━━ SOURCE DATA ━━
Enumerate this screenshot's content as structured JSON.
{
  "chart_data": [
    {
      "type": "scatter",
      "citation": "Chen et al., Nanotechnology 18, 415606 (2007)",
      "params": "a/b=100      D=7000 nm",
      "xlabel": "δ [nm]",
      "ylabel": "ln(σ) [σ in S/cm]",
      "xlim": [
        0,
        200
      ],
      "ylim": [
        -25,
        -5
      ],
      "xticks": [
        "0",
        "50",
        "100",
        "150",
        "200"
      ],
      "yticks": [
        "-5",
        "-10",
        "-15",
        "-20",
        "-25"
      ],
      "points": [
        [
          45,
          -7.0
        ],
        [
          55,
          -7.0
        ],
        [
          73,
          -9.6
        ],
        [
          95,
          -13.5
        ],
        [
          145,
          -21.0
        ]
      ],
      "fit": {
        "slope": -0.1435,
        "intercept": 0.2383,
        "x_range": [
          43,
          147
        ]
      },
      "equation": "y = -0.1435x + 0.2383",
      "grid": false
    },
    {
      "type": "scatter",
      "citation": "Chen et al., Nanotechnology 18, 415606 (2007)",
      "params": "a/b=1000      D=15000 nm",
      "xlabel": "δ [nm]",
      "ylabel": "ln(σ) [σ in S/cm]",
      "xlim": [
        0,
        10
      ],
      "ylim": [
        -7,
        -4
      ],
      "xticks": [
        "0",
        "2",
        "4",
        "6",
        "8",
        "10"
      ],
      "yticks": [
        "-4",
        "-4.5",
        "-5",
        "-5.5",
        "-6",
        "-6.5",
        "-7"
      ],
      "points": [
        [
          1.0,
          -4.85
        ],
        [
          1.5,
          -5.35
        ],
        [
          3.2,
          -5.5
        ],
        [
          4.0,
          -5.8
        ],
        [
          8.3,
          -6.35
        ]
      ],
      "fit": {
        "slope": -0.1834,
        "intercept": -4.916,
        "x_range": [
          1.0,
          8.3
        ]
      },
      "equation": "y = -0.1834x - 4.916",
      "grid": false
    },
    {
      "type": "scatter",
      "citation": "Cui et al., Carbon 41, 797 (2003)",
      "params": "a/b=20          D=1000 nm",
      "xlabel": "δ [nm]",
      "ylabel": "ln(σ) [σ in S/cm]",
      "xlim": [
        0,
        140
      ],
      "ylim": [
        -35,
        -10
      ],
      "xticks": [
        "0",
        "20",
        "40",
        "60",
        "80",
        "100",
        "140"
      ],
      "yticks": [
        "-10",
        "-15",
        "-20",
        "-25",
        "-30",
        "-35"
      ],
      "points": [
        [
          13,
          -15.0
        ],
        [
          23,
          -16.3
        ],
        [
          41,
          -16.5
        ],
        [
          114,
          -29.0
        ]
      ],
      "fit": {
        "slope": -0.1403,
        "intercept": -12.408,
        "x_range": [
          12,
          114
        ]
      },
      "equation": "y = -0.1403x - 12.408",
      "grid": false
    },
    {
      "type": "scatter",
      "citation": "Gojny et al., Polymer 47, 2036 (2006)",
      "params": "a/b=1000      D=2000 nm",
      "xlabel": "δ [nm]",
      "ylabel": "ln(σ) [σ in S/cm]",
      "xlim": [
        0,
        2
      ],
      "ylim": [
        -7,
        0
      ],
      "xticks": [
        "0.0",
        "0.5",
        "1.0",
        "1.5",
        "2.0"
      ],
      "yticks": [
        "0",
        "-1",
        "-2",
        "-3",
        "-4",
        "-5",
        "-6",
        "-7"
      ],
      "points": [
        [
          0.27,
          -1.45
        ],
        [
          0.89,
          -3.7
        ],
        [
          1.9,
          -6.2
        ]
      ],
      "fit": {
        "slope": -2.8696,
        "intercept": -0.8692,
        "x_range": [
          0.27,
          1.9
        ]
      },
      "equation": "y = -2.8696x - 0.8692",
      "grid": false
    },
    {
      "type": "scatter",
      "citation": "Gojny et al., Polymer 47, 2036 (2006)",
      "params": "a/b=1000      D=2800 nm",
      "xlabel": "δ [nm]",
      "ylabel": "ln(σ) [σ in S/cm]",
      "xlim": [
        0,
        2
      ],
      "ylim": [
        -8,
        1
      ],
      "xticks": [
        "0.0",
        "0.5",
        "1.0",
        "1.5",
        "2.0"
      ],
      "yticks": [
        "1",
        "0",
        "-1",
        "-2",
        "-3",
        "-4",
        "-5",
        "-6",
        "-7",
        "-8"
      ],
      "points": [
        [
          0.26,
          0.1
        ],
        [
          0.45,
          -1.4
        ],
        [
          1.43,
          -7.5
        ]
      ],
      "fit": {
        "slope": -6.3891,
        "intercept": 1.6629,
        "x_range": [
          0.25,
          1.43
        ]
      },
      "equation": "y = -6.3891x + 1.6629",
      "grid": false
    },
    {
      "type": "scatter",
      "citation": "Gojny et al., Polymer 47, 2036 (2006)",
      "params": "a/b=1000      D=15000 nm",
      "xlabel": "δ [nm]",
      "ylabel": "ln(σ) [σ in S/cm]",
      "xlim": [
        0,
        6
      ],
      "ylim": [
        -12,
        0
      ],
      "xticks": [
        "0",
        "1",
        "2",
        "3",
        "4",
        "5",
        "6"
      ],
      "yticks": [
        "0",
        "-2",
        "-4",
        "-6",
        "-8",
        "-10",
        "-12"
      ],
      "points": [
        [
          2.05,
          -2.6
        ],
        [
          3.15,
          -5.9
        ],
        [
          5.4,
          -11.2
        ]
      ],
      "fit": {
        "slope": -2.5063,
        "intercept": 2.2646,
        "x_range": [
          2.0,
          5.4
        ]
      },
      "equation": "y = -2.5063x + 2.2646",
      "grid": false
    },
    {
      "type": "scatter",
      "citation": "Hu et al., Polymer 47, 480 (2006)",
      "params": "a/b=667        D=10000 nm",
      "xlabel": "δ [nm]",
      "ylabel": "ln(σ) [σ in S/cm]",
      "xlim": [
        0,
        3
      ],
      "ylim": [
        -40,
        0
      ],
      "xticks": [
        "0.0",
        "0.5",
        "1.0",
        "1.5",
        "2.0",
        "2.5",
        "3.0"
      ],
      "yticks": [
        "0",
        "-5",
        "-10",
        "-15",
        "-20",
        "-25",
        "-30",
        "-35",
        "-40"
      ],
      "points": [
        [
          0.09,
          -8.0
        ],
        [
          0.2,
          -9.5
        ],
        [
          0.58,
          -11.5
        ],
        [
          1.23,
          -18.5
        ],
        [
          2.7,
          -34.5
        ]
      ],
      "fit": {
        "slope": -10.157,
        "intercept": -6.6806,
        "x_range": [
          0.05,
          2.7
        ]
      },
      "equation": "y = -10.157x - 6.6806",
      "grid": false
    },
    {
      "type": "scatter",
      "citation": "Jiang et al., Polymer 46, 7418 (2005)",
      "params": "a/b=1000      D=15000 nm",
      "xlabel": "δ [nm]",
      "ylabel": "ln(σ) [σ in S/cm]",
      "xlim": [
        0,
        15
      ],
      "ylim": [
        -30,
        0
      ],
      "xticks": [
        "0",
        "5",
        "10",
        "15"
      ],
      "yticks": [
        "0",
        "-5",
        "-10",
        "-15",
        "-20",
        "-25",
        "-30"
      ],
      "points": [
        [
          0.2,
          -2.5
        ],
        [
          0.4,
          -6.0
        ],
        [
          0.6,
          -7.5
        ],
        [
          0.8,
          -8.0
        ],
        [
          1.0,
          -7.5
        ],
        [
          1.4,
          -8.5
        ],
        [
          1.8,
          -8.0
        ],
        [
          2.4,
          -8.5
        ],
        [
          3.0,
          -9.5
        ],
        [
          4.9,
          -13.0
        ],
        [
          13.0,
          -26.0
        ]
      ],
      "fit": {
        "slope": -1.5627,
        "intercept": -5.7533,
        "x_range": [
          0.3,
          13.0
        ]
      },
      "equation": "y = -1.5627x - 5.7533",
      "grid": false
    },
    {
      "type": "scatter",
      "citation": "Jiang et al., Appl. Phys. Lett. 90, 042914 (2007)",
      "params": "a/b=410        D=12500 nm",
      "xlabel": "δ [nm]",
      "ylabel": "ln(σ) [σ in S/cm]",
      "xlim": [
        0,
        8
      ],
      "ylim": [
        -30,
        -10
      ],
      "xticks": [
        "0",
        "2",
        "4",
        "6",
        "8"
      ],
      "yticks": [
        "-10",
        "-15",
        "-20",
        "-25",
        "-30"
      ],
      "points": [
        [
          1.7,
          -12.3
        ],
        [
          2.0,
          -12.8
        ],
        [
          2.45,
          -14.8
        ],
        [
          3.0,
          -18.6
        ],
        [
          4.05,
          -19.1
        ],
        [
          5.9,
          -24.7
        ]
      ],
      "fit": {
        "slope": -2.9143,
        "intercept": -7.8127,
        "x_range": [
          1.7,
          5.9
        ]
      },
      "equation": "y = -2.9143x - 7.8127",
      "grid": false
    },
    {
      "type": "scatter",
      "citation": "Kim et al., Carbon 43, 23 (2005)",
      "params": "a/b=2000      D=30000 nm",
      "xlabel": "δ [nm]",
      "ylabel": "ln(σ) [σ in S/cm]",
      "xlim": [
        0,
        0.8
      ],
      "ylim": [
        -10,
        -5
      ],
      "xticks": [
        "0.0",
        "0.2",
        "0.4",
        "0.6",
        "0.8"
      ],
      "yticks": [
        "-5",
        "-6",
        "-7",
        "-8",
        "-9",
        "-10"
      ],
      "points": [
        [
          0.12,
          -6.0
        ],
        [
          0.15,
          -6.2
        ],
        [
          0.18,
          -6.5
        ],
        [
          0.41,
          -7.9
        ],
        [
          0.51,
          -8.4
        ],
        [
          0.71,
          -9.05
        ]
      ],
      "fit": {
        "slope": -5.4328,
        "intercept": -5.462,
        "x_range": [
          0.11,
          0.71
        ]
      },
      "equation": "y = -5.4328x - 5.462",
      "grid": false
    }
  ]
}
━━━
__PROBLEM DETAILS__.
Return every line above that contains the word "equation".

__RESPONSE TO THIS TASK__.
      "equation": "y = -0.1435x + 0.2383",
      "equation": "y = -0.1834x - 4.916",
      "equation": "y = -0.1403x - 12.408",
      "equation": "y = -2.8696x - 0.8692",
      "equation": "y = -6.3891x + 1.6629",
      "equation": "y = -2.5063x + 2.2646",
      "equation": "y = -10.157x - 6.6806",
      "equation": "y = -1.5627x - 5.7533",
      "equation": "y = -2.9143x - 7.8127",
      "equation": "y = -5.4328x - 5.462",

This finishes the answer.